Records for processing start

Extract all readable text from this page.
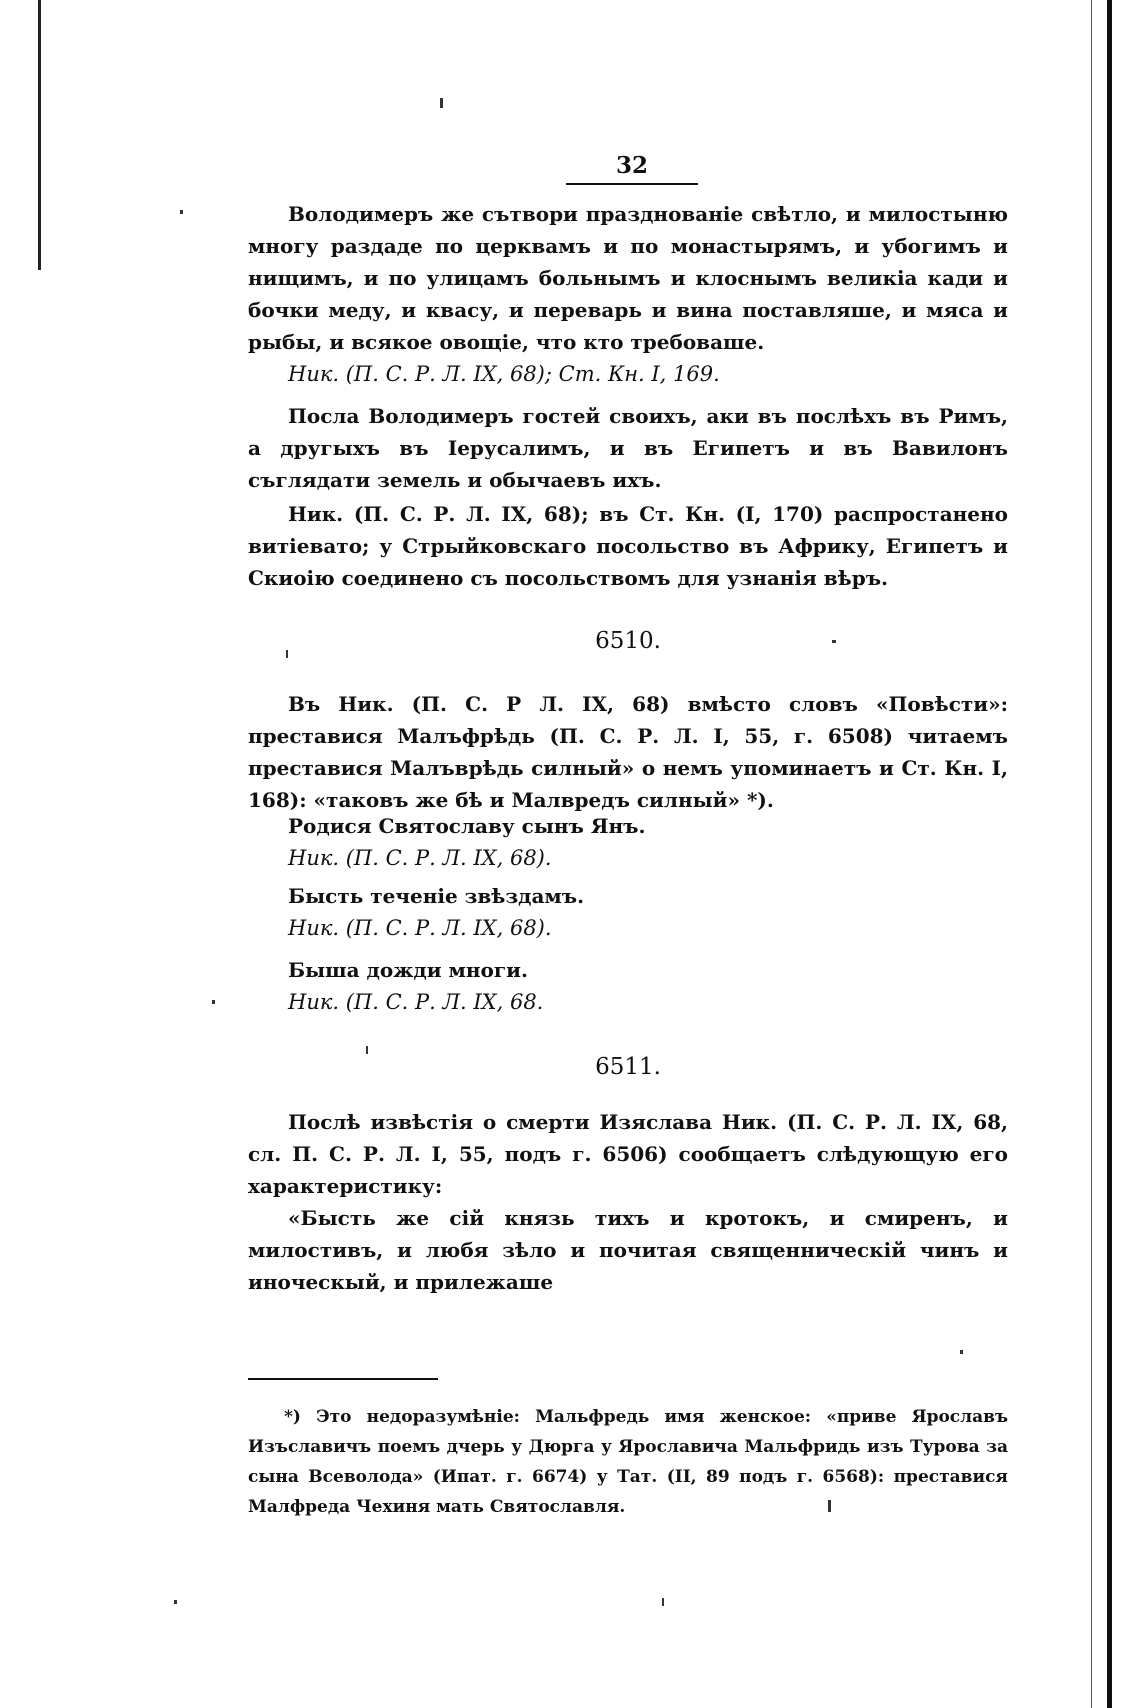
32

Володимеръ же сътвори празднованіе свѣтло, и милостыню многу раздаде по церквамъ и по монастырямъ, и убогимъ и нищимъ, и по улицамъ больнымъ и клоснымъ великіа кади и бочки меду, и квасу, и переварь и вина поставляше, и мяса и рыбы, и всякое овощіе, что кто требоваше.

Ник. (П. С. Р. Л. IX, 68); Ст. Кн. I, 169.

Посла Володимеръ гостей своихъ, аки въ послѣхъ въ Римъ, а другыхъ въ Іерусалимъ, и въ Египетъ и въ Вавилонъ съглядати земель и обычаевъ ихъ.

Ник. (П. С. Р. Л. IX, 68); въ Ст. Кн. (I, 170) распростанено витіевато; у Стрыйковскаго посольство въ Африку, Египетъ и Скиоію соединено съ посольствомъ для узнанія вѣръ.

6510.

Въ Ник. (П. С. Р Л. IX, 68) вмѣсто словъ «Повѣсти»: преставися Малъфрѣдь (П. С. Р. Л. I, 55, г. 6508) читаемъ преставися Малъврѣдь силный» о немъ упоминаетъ и Ст. Кн. I, 168): «таковъ же бѣ и Малвредъ силный» *).

Родися Святославу сынъ Янъ.

Ник. (П. С. Р. Л. IX, 68).

Бысть теченіе звѣздамъ.

Ник. (П. С. Р. Л. IX, 68).

Быша дожди многи.

Ник. (П. С. Р. Л. IX, 68.

6511.

Послѣ извѣстія о смерти Изяслава Ник. (П. С. Р. Л. IX, 68, сл. П. С. Р. Л. I, 55, подъ г. 6506) сообщаетъ слѣдующую его характеристику:

«Бысть же сій князь тихъ и кротокъ, и смиренъ, и милостивъ, и любя зѣло и почитая священническій чинъ и иноческый, и прилежаше

*) Это недоразумѣніе: Мальфредь имя женское: «приве Ярославъ Изъславичъ поемъ дчерь у Дюрга у Ярославича Мальфридь изъ Турова за сына Всеволода» (Ипат. г. 6674) у Тат. (II, 89 подъ г. 6568): преставися Малфреда Чехиня мать Святославля.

Records for processing end

## Given problem
Pick out lines containing the word "Бысть", each one as written.

## Result
Бысть теченіе звѣздамъ.
«Бысть же сій князь тихъ и кротокъ, и смиренъ, и милостивъ, и любя зѣло и почитая священническій чинъ и иноческый, и прилежаше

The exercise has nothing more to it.